PROMPT. Retype the listing that follows, exactly as written.

(Stored data entries)
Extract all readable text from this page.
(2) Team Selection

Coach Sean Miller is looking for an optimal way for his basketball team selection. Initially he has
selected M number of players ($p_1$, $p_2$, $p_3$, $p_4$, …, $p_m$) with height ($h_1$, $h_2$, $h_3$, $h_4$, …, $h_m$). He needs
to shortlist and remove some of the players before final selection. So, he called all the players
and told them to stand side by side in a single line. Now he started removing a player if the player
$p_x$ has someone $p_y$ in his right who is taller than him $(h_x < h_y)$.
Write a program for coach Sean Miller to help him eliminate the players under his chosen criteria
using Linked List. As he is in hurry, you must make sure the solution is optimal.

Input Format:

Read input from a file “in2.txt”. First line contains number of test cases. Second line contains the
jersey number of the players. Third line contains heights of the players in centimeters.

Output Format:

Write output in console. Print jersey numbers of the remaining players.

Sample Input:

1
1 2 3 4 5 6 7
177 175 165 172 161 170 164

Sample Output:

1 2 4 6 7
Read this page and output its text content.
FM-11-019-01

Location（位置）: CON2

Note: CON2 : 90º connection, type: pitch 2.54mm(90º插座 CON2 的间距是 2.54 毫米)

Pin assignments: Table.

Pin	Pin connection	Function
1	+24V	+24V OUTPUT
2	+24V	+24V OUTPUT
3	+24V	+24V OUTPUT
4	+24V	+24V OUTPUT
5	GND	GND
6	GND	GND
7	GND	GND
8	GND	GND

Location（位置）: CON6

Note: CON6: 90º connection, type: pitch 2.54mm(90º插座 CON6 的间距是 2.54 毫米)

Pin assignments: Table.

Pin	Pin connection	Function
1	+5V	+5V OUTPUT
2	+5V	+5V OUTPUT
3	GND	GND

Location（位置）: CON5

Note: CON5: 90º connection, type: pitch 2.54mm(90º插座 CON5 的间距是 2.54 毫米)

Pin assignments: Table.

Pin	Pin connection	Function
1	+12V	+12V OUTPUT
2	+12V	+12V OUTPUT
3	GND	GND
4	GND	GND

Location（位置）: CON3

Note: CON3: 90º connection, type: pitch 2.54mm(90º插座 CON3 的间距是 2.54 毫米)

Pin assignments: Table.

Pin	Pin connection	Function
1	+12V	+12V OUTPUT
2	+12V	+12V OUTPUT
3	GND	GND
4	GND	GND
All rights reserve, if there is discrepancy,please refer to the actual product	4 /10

ANSWER TO THIS TASK.
Extract all readable text from this page.
(2) Team Selection

Coach Sean Miller is looking for an optimal way for his basketball team selection. Initially he has
selected M number of players ($p_1$, $p_2$, $p_3$, $p_4$, …, $p_m$) with height ($h_1$, $h_2$, $h_3$, $h_4$, …, $h_m$). He needs
to shortlist and remove some of the players before final selection. So, he called all the players
and told them to stand side by side in a single line. Now he started removing a player if the player
$p_x$ has someone $p_y$ in his right who is taller than him $(h_x < h_y)$.
Write a program for coach Sean Miller to help him eliminate the players under his chosen criteria
using Linked List. As he is in hurry, you must make sure the solution is optimal.

Input Format:

Read input from a file “in2.txt”. First line contains number of test cases. Second line contains the
jersey number of the players. Third line contains heights of the players in centimeters.

Output Format:

Write output in console. Print jersey numbers of the remaining players.

Sample Input:

1
1 2 3 4 5 6 7
177 175 165 172 161 170 164

Sample Output:

1 2 4 6 7
Read this page and output its text content.
FM-11-019-01

Location（位置）: CON2

Note: CON2 : 90º connection, type: pitch 2.54mm(90º插座 CON2 的间距是 2.54 毫米)

Pin assignments: Table.

Pin	Pin connection	Function
1	+24V	+24V OUTPUT
2	+24V	+24V OUTPUT
3	+24V	+24V OUTPUT
4	+24V	+24V OUTPUT
5	GND	GND
6	GND	GND
7	GND	GND
8	GND	GND

Location（位置）: CON6

Note: CON6: 90º connection, type: pitch 2.54mm(90º插座 CON6 的间距是 2.54 毫米)

Pin assignments: Table.

Pin	Pin connection	Function
1	+5V	+5V OUTPUT
2	+5V	+5V OUTPUT
3	GND	GND

Location（位置）: CON5

Note: CON5: 90º connection, type: pitch 2.54mm(90º插座 CON5 的间距是 2.54 毫米)

Pin assignments: Table.

Pin	Pin connection	Function
1	+12V	+12V OUTPUT
2	+12V	+12V OUTPUT
3	GND	GND
4	GND	GND

Location（位置）: CON3

Note: CON3: 90º connection, type: pitch 2.54mm(90º插座 CON3 的间距是 2.54 毫米)

Pin assignments: Table.

Pin	Pin connection	Function
1	+12V	+12V OUTPUT
2	+12V	+12V OUTPUT
3	GND	GND
4	GND	GND
All rights reserve, if there is discrepancy,please refer to the actual product	4 /10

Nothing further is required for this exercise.